--- Extract Enclosed Below ---

Pilot Study of MGd + High-dose MTX-Based Chemoimmunotherapy + RT for Newly Dx PCNSL

Sponsor
Northwestern University
Study ID
NCT00734773
Phase
EARLY_PHASE1
Status
Withdrawn

Conditions

  • Brain and Central Nervous System Tumors
  • Lymphoma
  • Neurotoxicity

Eligibility Criteria

Sex
ALL
Age
18 Years - N/A
Healthy Volunteers
Not accepted

Interventions

  • Rituximab — BIOLOGICAL
    Infusion will be given at week 2, week 4, week 6 and week 8. Infusions can be administered at an initial rate of 100 mg/hr, and increased by 100 mg/hr increments at 30-minute intervals, to a maximum of 400 mg/hr as tolerated.
  • Cytarabine — DRUG
    Administered by IV over 3 hours at a dose of 3 g/m2/day for 2 days given at week 17 and week 21.
  • Methotrexate — DRUG
    Administered by IV at dose of 3.5 grams/m2 on day 1 of week 1, week 3, week 5, week 7 and week 9; if CSF was positive it will also be given intrathecally on day 8 of week 1, week 3, week 5, week 7 and week 9.
  • Motexafin gadolinium — DRUG
    * Administered to the first five patients enrolled on trial, MGd will be given at 5 mg/kg q day x2 doses (completed on 2 consecutive days 1 to 2 weeks prior to day of cycle 1) to be followed by a non-infused MRI (without contrast) 1-5 hours after 2nd MGd dose (to evaluate for MGd tumor selective uptake). * For induction chemotherapy, MGd 10 mg/kg will be given intravenously on day 8 of each cycle. MGd will be given immediately after Rituxan. * During radiation therapy, MGd will be administered at 5 mg/kg 2-5 hours prior to WBRT, daily for the first 10 days (fractions) and then every other day of radiation thereafter.

--- End of Enclosed Extract ---
--- Supplied records Enclosed Below ---

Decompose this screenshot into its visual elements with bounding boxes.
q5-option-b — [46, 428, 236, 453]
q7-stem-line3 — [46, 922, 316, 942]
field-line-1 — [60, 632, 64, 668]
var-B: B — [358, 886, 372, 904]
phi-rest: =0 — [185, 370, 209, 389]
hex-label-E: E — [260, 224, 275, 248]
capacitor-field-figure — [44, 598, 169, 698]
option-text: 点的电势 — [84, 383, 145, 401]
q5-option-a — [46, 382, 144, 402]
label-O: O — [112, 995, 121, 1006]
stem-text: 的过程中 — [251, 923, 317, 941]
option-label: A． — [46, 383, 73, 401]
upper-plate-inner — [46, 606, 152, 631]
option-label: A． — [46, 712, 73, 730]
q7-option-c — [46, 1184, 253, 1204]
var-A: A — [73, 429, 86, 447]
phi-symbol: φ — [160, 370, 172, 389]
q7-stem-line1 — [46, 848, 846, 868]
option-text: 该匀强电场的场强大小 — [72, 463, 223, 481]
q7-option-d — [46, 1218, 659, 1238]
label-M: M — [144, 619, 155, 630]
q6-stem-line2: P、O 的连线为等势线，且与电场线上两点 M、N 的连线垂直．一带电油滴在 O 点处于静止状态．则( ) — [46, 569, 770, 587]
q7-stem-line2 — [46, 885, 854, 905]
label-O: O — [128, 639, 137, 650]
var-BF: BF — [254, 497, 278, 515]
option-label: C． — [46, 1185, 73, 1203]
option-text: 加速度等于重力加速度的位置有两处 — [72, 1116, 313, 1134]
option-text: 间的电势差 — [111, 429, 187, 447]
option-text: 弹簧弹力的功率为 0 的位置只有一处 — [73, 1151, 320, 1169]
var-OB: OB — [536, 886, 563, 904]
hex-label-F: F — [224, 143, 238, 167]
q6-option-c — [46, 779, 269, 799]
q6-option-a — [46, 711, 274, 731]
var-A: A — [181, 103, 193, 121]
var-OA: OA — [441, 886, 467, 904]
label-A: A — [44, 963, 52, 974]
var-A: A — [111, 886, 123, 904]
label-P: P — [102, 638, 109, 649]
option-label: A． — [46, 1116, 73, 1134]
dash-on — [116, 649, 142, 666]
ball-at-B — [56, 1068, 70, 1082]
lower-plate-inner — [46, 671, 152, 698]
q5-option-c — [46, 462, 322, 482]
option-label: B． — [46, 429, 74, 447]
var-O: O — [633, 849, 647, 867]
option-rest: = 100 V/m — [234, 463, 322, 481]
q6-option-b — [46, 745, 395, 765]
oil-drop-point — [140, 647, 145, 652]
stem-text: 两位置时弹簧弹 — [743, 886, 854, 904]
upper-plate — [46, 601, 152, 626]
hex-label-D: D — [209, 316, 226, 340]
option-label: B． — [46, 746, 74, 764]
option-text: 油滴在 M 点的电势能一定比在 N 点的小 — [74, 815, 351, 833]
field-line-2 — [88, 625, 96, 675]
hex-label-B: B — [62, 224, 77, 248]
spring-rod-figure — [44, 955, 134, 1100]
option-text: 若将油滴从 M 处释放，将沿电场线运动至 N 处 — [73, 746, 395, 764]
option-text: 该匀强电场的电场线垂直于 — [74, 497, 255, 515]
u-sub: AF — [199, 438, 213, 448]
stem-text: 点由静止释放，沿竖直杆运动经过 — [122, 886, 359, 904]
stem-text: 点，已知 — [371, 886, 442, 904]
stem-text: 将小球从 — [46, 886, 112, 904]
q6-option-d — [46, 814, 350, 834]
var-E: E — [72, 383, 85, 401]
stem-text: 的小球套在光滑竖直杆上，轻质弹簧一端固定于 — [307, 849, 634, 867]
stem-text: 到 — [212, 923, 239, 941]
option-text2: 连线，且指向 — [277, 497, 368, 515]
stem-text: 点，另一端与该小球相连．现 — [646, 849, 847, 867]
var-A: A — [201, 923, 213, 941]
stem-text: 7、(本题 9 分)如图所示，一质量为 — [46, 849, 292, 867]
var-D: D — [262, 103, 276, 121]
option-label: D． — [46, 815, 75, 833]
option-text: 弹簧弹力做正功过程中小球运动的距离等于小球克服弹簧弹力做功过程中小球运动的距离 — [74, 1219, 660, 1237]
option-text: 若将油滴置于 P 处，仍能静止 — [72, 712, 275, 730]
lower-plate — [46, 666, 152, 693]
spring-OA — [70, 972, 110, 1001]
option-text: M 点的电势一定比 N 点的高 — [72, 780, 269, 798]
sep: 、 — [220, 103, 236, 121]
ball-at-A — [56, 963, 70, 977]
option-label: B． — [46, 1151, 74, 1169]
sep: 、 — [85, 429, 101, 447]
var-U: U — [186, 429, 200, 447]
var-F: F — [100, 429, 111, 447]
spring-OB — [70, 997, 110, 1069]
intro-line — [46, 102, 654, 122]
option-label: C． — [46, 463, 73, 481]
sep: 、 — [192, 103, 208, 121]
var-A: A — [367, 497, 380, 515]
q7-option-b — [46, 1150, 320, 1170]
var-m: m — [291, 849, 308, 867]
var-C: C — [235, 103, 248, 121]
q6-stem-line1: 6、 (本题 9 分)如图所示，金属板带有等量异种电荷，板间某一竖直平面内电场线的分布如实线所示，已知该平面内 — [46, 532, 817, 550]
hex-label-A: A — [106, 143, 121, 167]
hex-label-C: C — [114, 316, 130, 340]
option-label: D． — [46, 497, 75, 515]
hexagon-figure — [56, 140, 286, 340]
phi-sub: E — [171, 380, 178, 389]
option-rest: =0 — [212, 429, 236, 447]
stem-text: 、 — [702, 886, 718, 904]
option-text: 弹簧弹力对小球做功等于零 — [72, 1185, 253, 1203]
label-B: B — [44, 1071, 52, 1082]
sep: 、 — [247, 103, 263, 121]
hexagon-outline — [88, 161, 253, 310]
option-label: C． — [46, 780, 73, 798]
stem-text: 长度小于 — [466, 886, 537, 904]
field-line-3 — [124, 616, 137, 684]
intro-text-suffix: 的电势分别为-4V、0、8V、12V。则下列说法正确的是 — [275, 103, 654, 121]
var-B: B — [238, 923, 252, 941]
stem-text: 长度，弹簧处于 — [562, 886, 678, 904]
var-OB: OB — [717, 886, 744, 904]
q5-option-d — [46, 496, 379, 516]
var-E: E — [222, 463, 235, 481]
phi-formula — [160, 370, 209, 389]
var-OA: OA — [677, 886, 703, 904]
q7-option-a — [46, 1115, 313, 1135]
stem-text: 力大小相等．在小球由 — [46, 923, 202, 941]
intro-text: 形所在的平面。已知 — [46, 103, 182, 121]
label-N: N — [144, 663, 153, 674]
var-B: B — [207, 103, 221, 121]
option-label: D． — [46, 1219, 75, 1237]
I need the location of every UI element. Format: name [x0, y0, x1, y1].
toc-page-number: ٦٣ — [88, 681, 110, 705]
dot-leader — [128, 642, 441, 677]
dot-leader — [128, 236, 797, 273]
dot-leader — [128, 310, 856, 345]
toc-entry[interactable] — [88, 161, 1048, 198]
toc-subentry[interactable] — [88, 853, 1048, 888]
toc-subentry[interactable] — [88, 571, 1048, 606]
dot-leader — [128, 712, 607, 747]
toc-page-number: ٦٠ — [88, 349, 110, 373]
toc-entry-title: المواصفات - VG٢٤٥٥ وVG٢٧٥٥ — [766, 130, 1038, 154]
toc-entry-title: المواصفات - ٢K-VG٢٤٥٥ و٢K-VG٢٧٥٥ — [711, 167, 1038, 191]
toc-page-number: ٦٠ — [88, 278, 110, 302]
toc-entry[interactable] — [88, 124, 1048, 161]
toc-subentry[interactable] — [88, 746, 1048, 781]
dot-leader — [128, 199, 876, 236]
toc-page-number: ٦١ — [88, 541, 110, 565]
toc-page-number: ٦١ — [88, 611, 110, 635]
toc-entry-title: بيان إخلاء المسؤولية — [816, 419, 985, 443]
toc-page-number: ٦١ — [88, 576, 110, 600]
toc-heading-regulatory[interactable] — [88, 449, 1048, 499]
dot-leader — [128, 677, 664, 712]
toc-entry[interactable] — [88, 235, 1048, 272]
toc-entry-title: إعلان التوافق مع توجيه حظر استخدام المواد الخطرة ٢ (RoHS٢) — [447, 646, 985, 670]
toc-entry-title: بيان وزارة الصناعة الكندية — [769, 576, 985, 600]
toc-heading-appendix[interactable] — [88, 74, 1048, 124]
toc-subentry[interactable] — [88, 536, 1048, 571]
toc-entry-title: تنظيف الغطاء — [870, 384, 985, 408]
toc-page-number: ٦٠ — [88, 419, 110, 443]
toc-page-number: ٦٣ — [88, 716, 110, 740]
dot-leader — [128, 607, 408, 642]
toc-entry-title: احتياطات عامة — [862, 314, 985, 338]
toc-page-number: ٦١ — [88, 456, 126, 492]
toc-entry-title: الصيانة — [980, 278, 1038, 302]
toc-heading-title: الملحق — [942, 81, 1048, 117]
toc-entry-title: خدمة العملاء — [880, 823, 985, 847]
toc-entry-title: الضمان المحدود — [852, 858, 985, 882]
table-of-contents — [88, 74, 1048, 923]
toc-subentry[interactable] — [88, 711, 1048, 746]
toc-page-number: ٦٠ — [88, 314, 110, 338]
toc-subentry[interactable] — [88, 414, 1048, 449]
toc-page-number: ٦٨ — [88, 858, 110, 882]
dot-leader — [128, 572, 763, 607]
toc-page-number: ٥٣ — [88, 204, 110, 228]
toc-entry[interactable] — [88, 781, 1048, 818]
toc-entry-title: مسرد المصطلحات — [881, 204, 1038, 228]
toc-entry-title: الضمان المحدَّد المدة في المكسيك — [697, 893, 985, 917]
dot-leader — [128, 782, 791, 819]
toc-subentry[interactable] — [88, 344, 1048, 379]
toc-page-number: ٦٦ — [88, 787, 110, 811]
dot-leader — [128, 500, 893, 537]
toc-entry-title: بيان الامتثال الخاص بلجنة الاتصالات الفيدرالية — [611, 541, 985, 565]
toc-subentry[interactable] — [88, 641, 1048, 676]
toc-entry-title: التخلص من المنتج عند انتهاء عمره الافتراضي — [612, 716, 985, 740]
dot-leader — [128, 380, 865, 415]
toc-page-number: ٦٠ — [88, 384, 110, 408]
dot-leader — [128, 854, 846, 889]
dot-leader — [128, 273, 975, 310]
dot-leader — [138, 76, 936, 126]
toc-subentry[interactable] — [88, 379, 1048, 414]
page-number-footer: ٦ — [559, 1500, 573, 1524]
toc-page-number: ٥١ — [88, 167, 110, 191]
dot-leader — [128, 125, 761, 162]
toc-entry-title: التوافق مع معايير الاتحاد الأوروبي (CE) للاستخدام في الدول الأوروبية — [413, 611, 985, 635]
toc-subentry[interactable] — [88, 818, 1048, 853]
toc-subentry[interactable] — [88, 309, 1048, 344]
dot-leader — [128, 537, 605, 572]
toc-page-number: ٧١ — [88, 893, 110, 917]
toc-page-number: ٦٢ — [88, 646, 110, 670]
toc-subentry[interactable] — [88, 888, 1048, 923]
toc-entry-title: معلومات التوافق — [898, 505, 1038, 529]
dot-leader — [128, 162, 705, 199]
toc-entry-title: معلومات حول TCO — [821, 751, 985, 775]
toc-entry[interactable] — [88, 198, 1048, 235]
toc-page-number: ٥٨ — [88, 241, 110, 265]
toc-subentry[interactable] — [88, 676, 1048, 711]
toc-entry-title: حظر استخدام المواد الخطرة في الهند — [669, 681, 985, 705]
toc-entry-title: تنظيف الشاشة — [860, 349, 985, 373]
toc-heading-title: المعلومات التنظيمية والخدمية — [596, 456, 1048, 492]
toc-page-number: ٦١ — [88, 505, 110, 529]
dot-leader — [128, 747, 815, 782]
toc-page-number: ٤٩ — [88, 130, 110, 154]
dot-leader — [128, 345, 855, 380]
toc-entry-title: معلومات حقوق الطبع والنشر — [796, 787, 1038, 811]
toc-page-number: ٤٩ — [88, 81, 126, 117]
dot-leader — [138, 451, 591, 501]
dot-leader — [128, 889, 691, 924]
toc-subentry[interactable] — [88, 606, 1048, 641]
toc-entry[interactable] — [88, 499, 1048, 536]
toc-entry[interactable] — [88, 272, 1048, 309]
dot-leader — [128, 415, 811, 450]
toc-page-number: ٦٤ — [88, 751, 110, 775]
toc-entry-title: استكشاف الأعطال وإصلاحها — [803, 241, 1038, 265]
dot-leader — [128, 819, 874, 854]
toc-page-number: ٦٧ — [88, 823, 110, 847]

--- End of Enclosed Supplied records ---

§ Work to complete
Write what comes next in the trial listing for the motexafin gadolinium lymphoma study, starting after its last line. The rows come from a source separate from the trial listing.

§ Answer to the exercise
  • Procarbazine hydrochloride — DRUG
    Taken orally, 100 mg/m2 days 1-7 of the 1st, 3rd, and 5th cycles of induction therapy.
  • Vincristine sulfate — DRUG
    Administered by IV at a dose of 1.4mg per meter squared on weeks 1, 3, 5, 7 and 9.
  • Radiation therapy — RADIATION
    Given at weeks 11 through 16.

Study Details

RATIONALE: Drugs used in chemotherapy work in different ways to stop the growth of cancer cells, either by killing the cells or by stopping them from dividing. Monoclonal antibodies, such as rituximab, can block cancer growth in different ways. Some block the ability of cancer cells to grow and spread. Others find cancer cells and help kill them or carry cancer-killing substances to them. Radiation therapy uses high-energy x-rays to kill cancer cells. Motexafin gadolinium may make cancer cells more sensitive to radiation therapy and combination chemotherapy. Giving motexafin gadolinium together with chemotherapy, rituximab, and radiation therapy may kill more cancer cells. PURPOSE: This phase II trial is studying the side effects of giving motexafin gadolinium together with combination chemotherapy, rituximab, and whole-brain radiation therapy and to see how well it works in treating patients with newly diagnosed primary central nervous system lymphoma.

Key Dates

Start date
Nov 30, 2008
Status verified
May 2012

Study Design

Enrollment
0 participants (actual)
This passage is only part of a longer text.